SELECTED PASSAGE section start

Training a BEGAN resulted in many failed attempts so I decided to compile a small list of what worked best for me:

• No batchnorm in the encoders
• No ReLU/Leaky ReLU activation, exponential linear unit (ELU) seemed to work better
• No activation function in the decoders output; instead clip the values between [-1, 1]
• Do not use an autoencoder with too big capacity (e.g. SqueezeNet) for the discriminator
• Penalizing the generator with the L2 distance between the generated samples and the true images really helped stabilize training but resulted in square artefacts. (This one significantly helped when both the generator and discriminator had similar capacity)
• Using SqueezeNet as the encoder for the generator achieved better results than using the same model as the discriminator, also, it did not require the need of any kind of penalty on the loss to keep training stable. (unfortunately, I did not have time to test if adding it would improve my results)

### Convergence Measure

One of the main frustration I had with generative adversarial networks is that the loss of it’s objective function does not mean anything in terms of image quality (or even convergence), therefore, training is usually very hard and unstable.

SELECTED PASSAGE section end
ENTRIES SUPPLIED section start

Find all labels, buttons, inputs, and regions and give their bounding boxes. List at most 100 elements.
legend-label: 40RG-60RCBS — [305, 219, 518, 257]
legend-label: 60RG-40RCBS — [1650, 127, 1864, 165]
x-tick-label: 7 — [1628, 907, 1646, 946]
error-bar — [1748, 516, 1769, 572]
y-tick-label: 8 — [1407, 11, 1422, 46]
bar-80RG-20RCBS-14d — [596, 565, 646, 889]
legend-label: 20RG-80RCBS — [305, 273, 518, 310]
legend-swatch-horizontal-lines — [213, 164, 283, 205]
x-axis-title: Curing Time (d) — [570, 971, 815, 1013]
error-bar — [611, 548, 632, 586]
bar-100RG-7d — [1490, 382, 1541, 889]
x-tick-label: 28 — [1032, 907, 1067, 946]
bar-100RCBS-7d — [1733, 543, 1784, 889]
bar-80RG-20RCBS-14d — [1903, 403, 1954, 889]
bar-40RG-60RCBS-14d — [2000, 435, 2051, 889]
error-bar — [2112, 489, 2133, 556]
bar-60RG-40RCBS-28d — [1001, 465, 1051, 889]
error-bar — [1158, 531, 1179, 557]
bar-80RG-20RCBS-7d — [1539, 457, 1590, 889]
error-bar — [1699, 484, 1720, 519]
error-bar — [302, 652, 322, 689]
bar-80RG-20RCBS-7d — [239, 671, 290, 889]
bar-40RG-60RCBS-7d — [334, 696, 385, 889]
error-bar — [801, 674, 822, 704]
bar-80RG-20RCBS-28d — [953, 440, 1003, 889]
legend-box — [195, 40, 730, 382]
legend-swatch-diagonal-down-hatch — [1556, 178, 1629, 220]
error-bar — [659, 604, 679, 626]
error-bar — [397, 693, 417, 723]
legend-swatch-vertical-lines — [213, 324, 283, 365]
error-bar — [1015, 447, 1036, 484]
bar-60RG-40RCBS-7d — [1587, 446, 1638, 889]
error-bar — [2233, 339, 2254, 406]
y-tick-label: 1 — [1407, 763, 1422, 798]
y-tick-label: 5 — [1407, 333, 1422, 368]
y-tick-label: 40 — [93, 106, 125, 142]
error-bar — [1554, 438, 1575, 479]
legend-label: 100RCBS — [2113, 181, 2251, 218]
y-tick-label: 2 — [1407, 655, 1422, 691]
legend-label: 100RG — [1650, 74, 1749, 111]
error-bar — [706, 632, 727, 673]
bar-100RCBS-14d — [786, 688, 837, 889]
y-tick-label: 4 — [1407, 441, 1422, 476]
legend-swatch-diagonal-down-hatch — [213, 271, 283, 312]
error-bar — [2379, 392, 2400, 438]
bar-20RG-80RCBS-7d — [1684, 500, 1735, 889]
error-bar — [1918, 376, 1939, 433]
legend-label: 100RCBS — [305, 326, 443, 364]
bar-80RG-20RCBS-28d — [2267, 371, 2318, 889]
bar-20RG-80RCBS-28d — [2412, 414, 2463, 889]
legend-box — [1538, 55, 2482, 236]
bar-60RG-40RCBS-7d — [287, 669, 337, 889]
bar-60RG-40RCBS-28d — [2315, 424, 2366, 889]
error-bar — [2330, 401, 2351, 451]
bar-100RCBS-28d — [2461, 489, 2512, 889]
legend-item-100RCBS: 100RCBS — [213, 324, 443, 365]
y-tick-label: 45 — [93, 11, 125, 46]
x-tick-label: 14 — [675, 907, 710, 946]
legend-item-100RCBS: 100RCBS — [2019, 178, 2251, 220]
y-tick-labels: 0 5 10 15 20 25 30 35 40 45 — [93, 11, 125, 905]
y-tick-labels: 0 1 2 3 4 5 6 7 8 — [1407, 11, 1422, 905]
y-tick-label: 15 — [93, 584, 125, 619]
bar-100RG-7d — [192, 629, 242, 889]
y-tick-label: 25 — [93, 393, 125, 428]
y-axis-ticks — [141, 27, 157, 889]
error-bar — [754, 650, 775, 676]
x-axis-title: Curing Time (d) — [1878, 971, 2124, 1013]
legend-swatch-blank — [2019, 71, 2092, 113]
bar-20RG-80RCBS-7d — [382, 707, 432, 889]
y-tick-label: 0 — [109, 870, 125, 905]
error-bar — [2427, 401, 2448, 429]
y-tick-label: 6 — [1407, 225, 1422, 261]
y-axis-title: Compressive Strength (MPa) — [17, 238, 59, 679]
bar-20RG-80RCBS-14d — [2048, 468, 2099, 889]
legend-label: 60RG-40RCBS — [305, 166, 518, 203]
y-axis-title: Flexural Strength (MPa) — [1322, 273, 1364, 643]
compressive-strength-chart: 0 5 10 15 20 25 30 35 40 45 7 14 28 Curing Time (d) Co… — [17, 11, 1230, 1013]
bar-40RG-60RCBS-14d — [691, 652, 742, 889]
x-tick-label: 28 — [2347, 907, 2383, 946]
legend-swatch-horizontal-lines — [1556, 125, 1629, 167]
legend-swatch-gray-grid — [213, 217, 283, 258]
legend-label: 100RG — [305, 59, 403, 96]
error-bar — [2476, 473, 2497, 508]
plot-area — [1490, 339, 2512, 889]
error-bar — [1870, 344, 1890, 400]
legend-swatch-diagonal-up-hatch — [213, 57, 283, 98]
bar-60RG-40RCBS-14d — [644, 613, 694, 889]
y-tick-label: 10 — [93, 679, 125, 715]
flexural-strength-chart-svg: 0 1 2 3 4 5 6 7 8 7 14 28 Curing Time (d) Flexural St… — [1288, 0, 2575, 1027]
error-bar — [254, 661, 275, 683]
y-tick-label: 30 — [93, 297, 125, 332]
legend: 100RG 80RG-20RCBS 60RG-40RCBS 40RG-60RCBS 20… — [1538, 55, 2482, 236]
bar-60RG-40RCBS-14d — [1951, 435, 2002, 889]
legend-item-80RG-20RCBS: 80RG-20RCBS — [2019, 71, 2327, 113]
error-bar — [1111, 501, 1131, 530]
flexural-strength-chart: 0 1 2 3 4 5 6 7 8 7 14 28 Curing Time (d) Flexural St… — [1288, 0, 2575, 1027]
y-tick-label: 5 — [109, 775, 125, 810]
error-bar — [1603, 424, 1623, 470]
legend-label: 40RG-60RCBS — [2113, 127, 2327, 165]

ENTRIES SUPPLIED section end

- WHAT IS NEEDED -
Answer these questions from the BEGAN training notes:
(a) Which activation function worked better than ReLU or Leaky ReLU?
(b) What was done in place of an activation function in the decoder's output?
(c) According to the part headed "Convergence Measure," what does the loss of a generative adversarial network's objective function fail to indicate?

- WRITTEN RESPONSE -
(a) The exponential linear unit (ELU).
(b) The values were clipped between [-1, 1].
(c) It does not mean anything about image quality or even convergence.